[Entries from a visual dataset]
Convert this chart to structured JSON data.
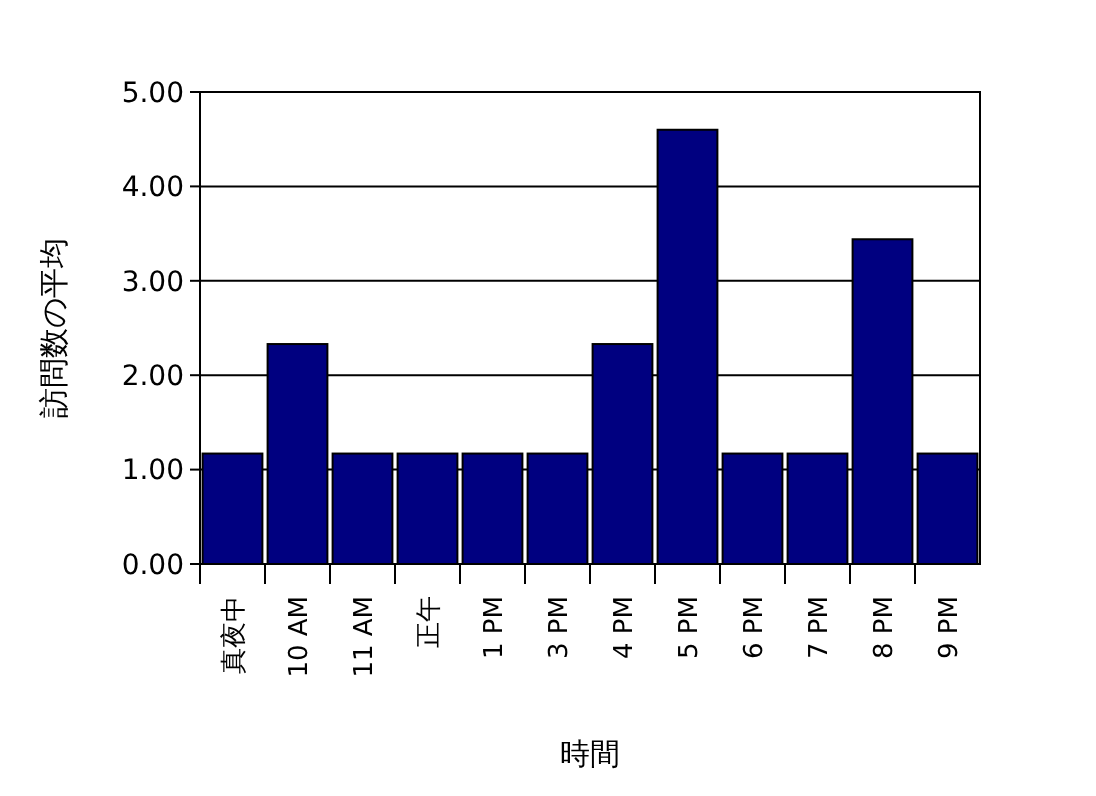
{
  "chart_data": {
    "type": "bar",
    "xlabel": "時間",
    "ylabel": "訪問数の平均",
    "categories": [
      "真夜中",
      "10 AM",
      "11 AM",
      "正午",
      "1 PM",
      "3 PM",
      "4 PM",
      "5 PM",
      "6 PM",
      "7 PM",
      "8 PM",
      "9 PM"
    ],
    "values": [
      1.17,
      2.33,
      1.17,
      1.17,
      1.17,
      1.17,
      2.33,
      4.6,
      1.17,
      1.17,
      3.44,
      1.17
    ],
    "color": "#000080",
    "ylim": [
      0,
      5
    ],
    "yticks": [
      {
        "value": 0,
        "label": "0.00"
      },
      {
        "value": 1,
        "label": "1.00"
      },
      {
        "value": 2,
        "label": "2.00"
      },
      {
        "value": 3,
        "label": "3.00"
      },
      {
        "value": 4,
        "label": "4.00"
      },
      {
        "value": 5,
        "label": "5.00"
      }
    ],
    "grid": "y"
  }
}
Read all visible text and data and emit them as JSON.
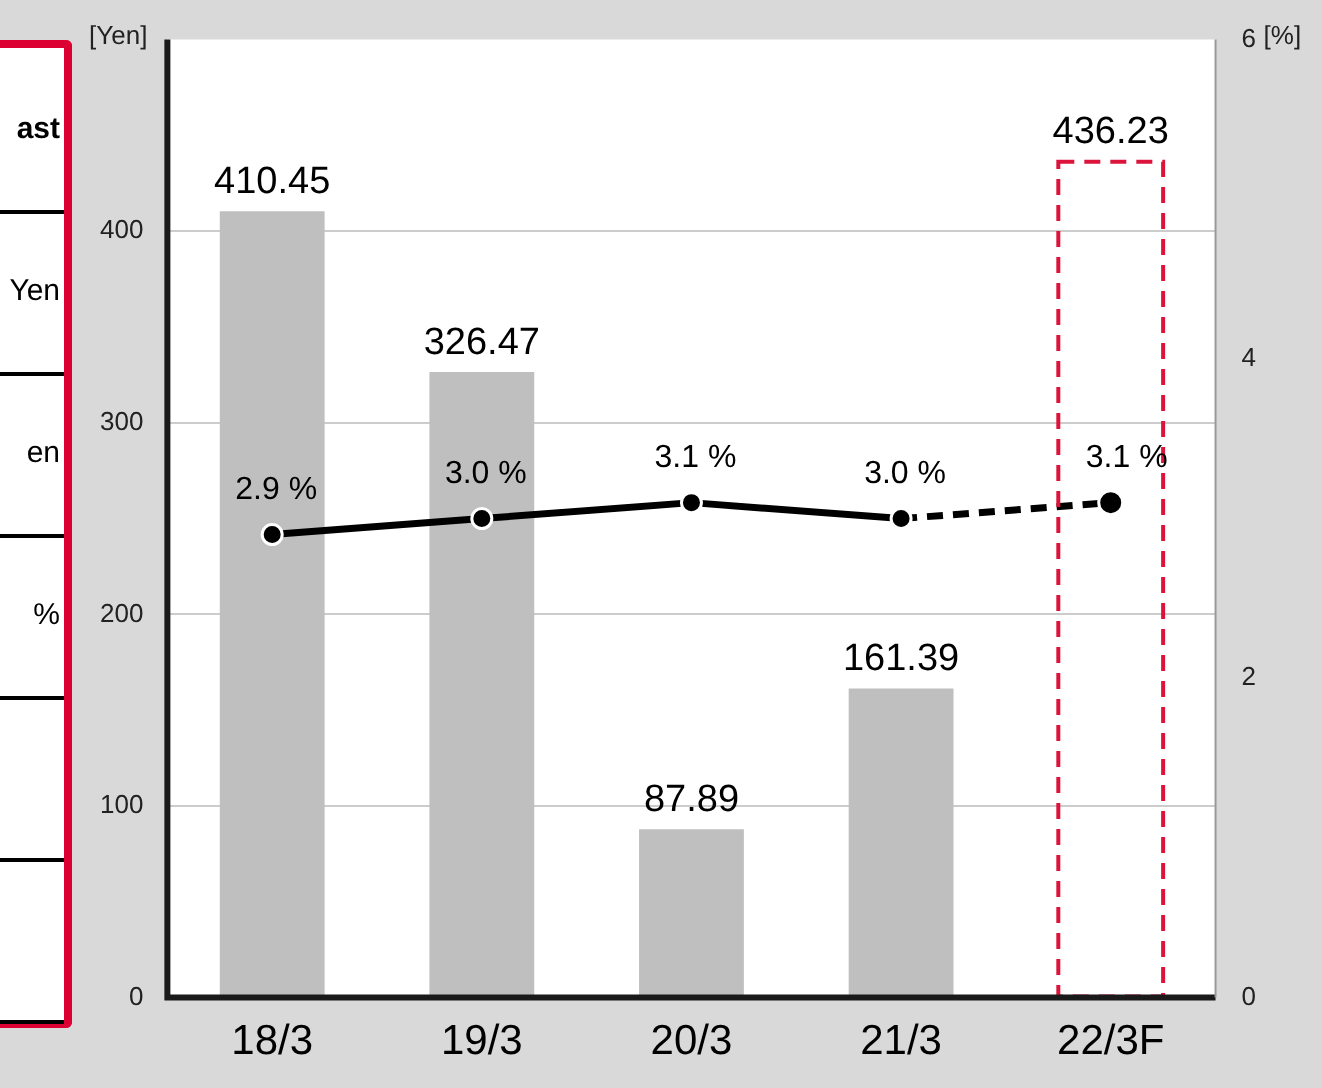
{
  "chart_data": {
    "type": "bar",
    "categories": [
      "18/3",
      "19/3",
      "20/3",
      "21/3",
      "22/3F"
    ],
    "series": [
      {
        "color": "#bfbfbf",
        "values": [
          410.45,
          326.47,
          87.89,
          161.39,
          null
        ],
        "value_labels": [
          "410.45",
          "326.47",
          "87.89",
          "161.39",
          null
        ]
      },
      {
        "color": "#dc143c",
        "line_style": "dashed",
        "values": [
          null,
          null,
          null,
          null,
          436.23
        ],
        "value_labels": [
          null,
          null,
          null,
          null,
          "436.23"
        ]
      },
      {
        "type": "line",
        "axis": "y2",
        "color": "#000000",
        "line_style": "solid",
        "values": [
          2.9,
          3.0,
          3.1,
          3.0,
          null
        ],
        "value_labels": [
          "2.9 %",
          "3.0 %",
          "3.1 %",
          "3.0 %",
          null
        ]
      },
      {
        "type": "line",
        "axis": "y2",
        "color": "#000000",
        "line_style": "dashed",
        "values": [
          null,
          null,
          null,
          3.0,
          3.1
        ],
        "value_labels": [
          null,
          null,
          null,
          null,
          "3.1 %"
        ]
      }
    ],
    "ylabel": "[Yen]",
    "y2label": "[%]",
    "ylim": [
      0,
      500
    ],
    "yticks": [
      0,
      100,
      200,
      300,
      400
    ],
    "y2lim": [
      0,
      6
    ],
    "y2ticks": [
      0,
      2,
      4,
      6
    ],
    "grid": "y",
    "legend": false,
    "marker": "circle",
    "annotations": [
      "ast",
      "Yen",
      "en",
      "%"
    ]
  }
}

■ Objective: Repeat each entry exactly as given; no pictures belong in the copy.

■ Response:
Convert this chart to structured JSON data.
{
  "chart_data": {
    "type": "bar",
    "xlabel": "時間",
    "ylabel": "訪問数の平均",
    "categories": [
      "真夜中",
      "10 AM",
      "11 AM",
      "正午",
      "1 PM",
      "3 PM",
      "4 PM",
      "5 PM",
      "6 PM",
      "7 PM",
      "8 PM",
      "9 PM"
    ],
    "values": [
      1.17,
      2.33,
      1.17,
      1.17,
      1.17,
      1.17,
      2.33,
      4.6,
      1.17,
      1.17,
      3.44,
      1.17
    ],
    "color": "#000080",
    "ylim": [
      0,
      5
    ],
    "yticks": [
      {
        "value": 0,
        "label": "0.00"
      },
      {
        "value": 1,
        "label": "1.00"
      },
      {
        "value": 2,
        "label": "2.00"
      },
      {
        "value": 3,
        "label": "3.00"
      },
      {
        "value": 4,
        "label": "4.00"
      },
      {
        "value": 5,
        "label": "5.00"
      }
    ],
    "grid": "y"
  }
}
Read all visible text and data and emit them as JSON.
{
  "chart_data": {
    "type": "bar",
    "categories": [
      "18/3",
      "19/3",
      "20/3",
      "21/3",
      "22/3F"
    ],
    "series": [
      {
        "color": "#bfbfbf",
        "values": [
          410.45,
          326.47,
          87.89,
          161.39,
          null
        ],
        "value_labels": [
          "410.45",
          "326.47",
          "87.89",
          "161.39",
          null
        ]
      },
      {
        "color": "#dc143c",
        "line_style": "dashed",
        "values": [
          null,
          null,
          null,
          null,
          436.23
        ],
        "value_labels": [
          null,
          null,
          null,
          null,
          "436.23"
        ]
      },
      {
        "type": "line",
        "axis": "y2",
        "color": "#000000",
        "line_style": "solid",
        "values": [
          2.9,
          3.0,
          3.1,
          3.0,
          null
        ],
        "value_labels": [
          "2.9 %",
          "3.0 %",
          "3.1 %",
          "3.0 %",
          null
        ]
      },
      {
        "type": "line",
        "axis": "y2",
        "color": "#000000",
        "line_style": "dashed",
        "values": [
          null,
          null,
          null,
          3.0,
          3.1
        ],
        "value_labels": [
          null,
          null,
          null,
          null,
          "3.1 %"
        ]
      }
    ],
    "ylabel": "[Yen]",
    "y2label": "[%]",
    "ylim": [
      0,
      500
    ],
    "yticks": [
      0,
      100,
      200,
      300,
      400
    ],
    "y2lim": [
      0,
      6
    ],
    "y2ticks": [
      0,
      2,
      4,
      6
    ],
    "grid": "y",
    "legend": false,
    "marker": "circle",
    "annotations": [
      "ast",
      "Yen",
      "en",
      "%"
    ]
  }
}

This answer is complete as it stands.